**EXERCISE:** State how many lines in the entries below hold the string "Balance", and give nothing besides that number.

**TASK INPUT:**
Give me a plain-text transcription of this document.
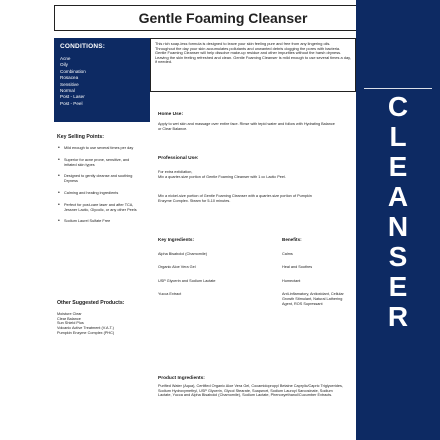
Gentle Foaming Cleanser
CONDITIONS:
Acne
Oily
Combination
Rosacea
Sensitive
Normal
Post - Laser
Post - Peel
Key Selling Points:
• Mild enough to use several times per day
• Superior for acne prone, sensitive, and irritated skin types
• Designed to gently cleanse and soothing Dryness
• Calming and healing ingredients
• Perfect for post-care laser and after TCA, Jessner Lactic, Glycolic, or any other Peels
• Sodium Laurel Sulfate Free
Other Suggested Products:
Moisture Clear
Clear Balance
Sun Shield Plus
Volcanic Active Treatment (V.A.T.)
Pumpkin Enzyme Complex (PHC)
This rich soap-less formula is designed to leave your skin feeling pure and free from any lingering oils. Throughout the day your skin accumulates pollutants and unwanted debris clogging the pores with bacteria. Gentle Foaming Cleanser will help dissolve make-up residue and other impurities without the harsh dryness. Leaving the skin feeling refreshed and clean. Gentle Foaming Cleanser is mild enough to use several times a day, if needed.
Home Use:
Apply to wet skin and massage over entire face. Rinse with tepid water and follow with Hydrating Balance or Clear Balance.
Professional Use:
For extra exfoliation,
Mix a quarter-size portion of Gentle Foaming Cleanser with 1 cc Lactic Peel.
Mix a nickel-size portion of Gentle Foaming Cleanser with a quarter-size portion of Pumpkin Enzyme Complex. Steam for 5-10 minutes.
Key Ingredients:	Benefits:
Alpha Bisabolol (Chamomile)	Calms
Organic Aloe Vera Gel	Heal and Soothes
USP Glycerin and Sodium Lactate	Humectant
Yucca Extract	Anti-inflamatory, Antioxidant, Cellular Growth Stimulant, Natural Lathering Agent, ROS Supressant
Product Ingredients:
Purified Water (Aqua), Certified Organic Aloe Vera Gel, Cocamidopropyl Betaine Caprylic/Capric Triglycerides, Sodium Hydroxymethyl, USP Glycerin, Glycol Stearate, Soapwort, Sodium Lauroyl Sarcosinate, Sodium Lactate, Yucca and Alpha Bisabolol (Chamomile), Sodium Lactate, Phenoxyethanol/Cucumber Extracts.
C
L
E
A
N
S
E
R
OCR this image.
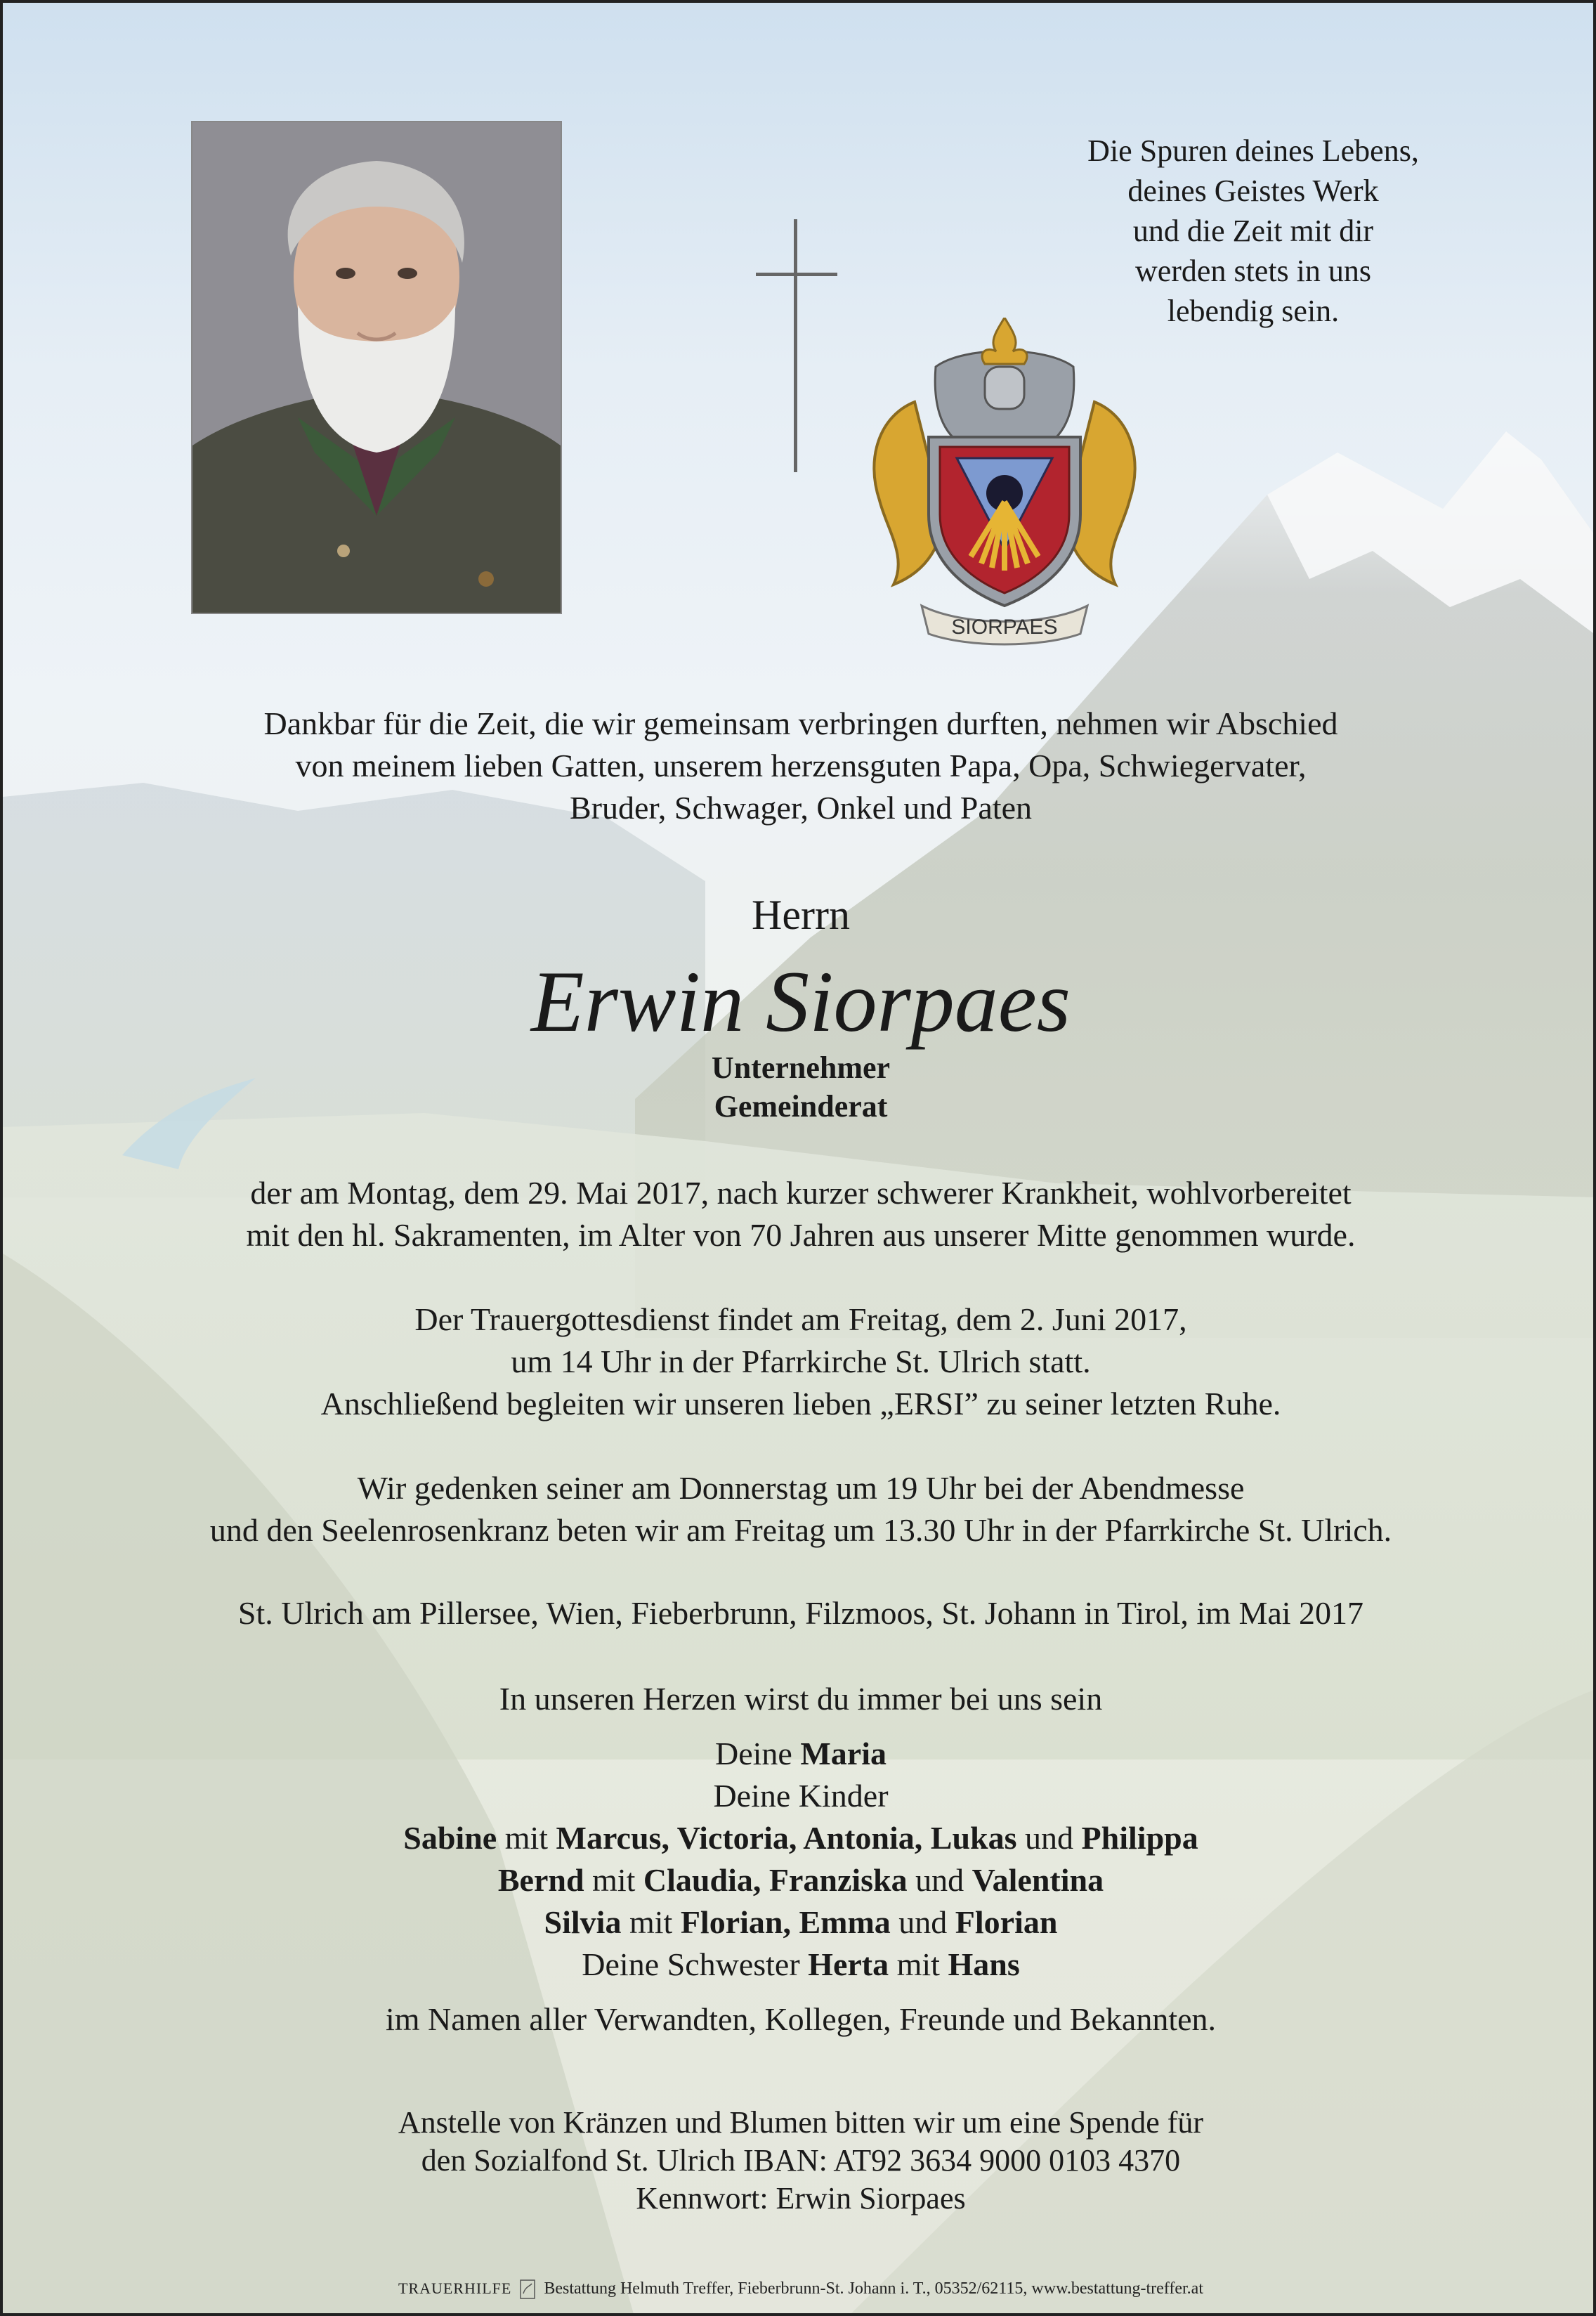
Die Spuren deines Lebens,
deines Geistes Werk
und die Zeit mit dir
werden stets in uns
lebendig sein.
SIORPAES
Dankbar für die Zeit, die wir gemeinsam verbringen durften, nehmen wir Abschied
von meinem lieben Gatten, unserem herzensguten Papa, Opa, Schwiegervater,
Bruder, Schwager, Onkel und Paten
Herrn
Erwin Siorpaes
Unternehmer
Gemeinderat
der am Montag, dem 29. Mai 2017, nach kurzer schwerer Krankheit, wohlvorbereitet
mit den hl. Sakramenten, im Alter von 70 Jahren aus unserer Mitte genommen wurde.
Der Trauergottesdienst findet am Freitag, dem 2. Juni 2017,
um 14 Uhr in der Pfarrkirche St. Ulrich statt.
Anschließend begleiten wir unseren lieben „ERSI” zu seiner letzten Ruhe.
Wir gedenken seiner am Donnerstag um 19 Uhr bei der Abendmesse
und den Seelenrosenkranz beten wir am Freitag um 13.30 Uhr in der Pfarrkirche St. Ulrich.
St. Ulrich am Pillersee, Wien, Fieberbrunn, Filzmoos, St. Johann in Tirol, im Mai 2017
In unseren Herzen wirst du immer bei uns sein
Deine Maria
Deine Kinder
Sabine mit Marcus, Victoria, Antonia, Lukas und Philippa
Bernd mit Claudia, Franziska und Valentina
Silvia mit Florian, Emma und Florian
Deine Schwester Herta mit Hans
im Namen aller Verwandten, Kollegen, Freunde und Bekannten.
Anstelle von Kränzen und Blumen bitten wir um eine Spende für
den Sozialfond St. Ulrich IBAN: AT92 3634 9000 0103 4370
Kennwort: Erwin Siorpaes
TRAUERHILFE Bestattung Helmuth Treffer, Fieberbrunn-St. Johann i. T., 05352/62115, www.bestattung-treffer.at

**ANSWER:** 2